(Information supplied)

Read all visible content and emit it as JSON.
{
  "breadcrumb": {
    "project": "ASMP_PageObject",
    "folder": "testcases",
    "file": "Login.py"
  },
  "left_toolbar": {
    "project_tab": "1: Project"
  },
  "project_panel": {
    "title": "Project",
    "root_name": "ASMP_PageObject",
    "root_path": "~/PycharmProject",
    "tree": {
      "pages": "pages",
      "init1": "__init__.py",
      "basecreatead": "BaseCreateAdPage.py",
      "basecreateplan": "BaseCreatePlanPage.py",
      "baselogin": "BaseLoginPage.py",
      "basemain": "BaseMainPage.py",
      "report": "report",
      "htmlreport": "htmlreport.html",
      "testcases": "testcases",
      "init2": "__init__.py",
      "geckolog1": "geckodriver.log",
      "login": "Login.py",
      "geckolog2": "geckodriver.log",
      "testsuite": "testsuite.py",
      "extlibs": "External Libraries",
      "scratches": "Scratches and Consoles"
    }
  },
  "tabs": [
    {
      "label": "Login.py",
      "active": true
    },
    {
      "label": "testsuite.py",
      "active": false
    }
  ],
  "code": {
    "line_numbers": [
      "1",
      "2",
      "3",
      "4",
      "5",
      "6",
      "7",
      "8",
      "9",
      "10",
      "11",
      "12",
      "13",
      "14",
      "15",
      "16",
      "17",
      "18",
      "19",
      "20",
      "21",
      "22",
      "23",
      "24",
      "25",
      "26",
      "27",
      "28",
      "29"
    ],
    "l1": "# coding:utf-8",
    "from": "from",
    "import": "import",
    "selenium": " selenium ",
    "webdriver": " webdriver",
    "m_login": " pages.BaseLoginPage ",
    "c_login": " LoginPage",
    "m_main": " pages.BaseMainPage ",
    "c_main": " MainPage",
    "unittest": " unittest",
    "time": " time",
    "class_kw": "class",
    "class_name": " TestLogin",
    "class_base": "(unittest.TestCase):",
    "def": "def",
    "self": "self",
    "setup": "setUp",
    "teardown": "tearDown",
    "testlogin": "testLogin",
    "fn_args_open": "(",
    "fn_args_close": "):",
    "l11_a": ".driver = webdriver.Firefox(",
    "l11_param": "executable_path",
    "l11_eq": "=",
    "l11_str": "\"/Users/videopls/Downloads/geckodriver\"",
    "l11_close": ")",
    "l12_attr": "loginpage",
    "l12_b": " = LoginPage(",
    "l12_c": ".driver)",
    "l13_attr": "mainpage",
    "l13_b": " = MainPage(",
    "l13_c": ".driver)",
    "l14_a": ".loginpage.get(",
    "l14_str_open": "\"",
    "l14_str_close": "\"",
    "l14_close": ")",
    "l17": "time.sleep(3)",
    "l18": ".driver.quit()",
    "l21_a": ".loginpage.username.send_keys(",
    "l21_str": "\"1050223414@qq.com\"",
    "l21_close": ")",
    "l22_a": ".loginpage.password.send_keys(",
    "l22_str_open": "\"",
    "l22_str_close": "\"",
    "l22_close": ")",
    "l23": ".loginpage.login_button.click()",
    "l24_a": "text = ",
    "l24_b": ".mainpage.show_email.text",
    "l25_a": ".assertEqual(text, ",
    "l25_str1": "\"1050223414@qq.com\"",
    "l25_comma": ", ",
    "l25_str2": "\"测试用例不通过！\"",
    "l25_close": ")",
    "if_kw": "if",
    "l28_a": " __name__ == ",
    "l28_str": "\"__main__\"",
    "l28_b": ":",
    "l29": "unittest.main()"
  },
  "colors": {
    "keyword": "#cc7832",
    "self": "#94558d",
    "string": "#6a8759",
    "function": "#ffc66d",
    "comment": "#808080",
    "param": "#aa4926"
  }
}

(What to work on) Gather every line from the entries above where the word "testcases" appears, and copy them.

(Written solution)
    "folder": "testcases",
      "testcases": "testcases",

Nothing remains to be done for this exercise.